• [Written task]:
Go through the lines below. Copy those with "projection".
= = =
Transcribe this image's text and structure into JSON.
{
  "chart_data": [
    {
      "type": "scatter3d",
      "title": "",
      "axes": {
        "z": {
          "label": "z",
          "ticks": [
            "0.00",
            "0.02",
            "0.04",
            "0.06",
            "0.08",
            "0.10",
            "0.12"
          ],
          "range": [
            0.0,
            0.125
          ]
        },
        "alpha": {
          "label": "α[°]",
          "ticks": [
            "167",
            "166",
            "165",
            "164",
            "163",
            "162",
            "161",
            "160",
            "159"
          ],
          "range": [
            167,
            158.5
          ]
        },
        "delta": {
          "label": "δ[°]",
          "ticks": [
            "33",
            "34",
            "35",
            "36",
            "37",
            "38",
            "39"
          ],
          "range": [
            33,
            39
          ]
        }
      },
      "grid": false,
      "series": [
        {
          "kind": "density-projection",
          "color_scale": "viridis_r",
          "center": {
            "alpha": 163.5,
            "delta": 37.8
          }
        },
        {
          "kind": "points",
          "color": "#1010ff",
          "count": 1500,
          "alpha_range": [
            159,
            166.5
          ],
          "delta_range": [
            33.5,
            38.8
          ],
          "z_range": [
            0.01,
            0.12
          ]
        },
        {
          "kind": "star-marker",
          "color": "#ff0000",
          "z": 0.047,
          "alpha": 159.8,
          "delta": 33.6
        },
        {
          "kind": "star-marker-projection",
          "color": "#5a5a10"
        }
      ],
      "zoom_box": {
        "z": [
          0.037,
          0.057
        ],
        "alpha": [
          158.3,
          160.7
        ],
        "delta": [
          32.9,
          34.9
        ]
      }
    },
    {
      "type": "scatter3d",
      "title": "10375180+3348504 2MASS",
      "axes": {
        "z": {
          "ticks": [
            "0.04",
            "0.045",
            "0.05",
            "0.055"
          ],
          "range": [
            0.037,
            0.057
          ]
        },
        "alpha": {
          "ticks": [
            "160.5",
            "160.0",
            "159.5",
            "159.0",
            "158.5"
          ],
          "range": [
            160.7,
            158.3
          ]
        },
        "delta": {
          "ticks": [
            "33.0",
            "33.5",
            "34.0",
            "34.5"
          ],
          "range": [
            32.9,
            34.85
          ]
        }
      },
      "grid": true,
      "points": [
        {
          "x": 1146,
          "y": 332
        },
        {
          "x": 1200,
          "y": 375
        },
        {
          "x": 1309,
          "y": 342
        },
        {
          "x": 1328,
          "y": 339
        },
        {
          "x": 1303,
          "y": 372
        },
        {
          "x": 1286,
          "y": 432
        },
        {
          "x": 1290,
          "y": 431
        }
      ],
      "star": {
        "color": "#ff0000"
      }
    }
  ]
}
= = =
• [The reply]:
          "kind": "density-projection",
          "kind": "star-marker-projection",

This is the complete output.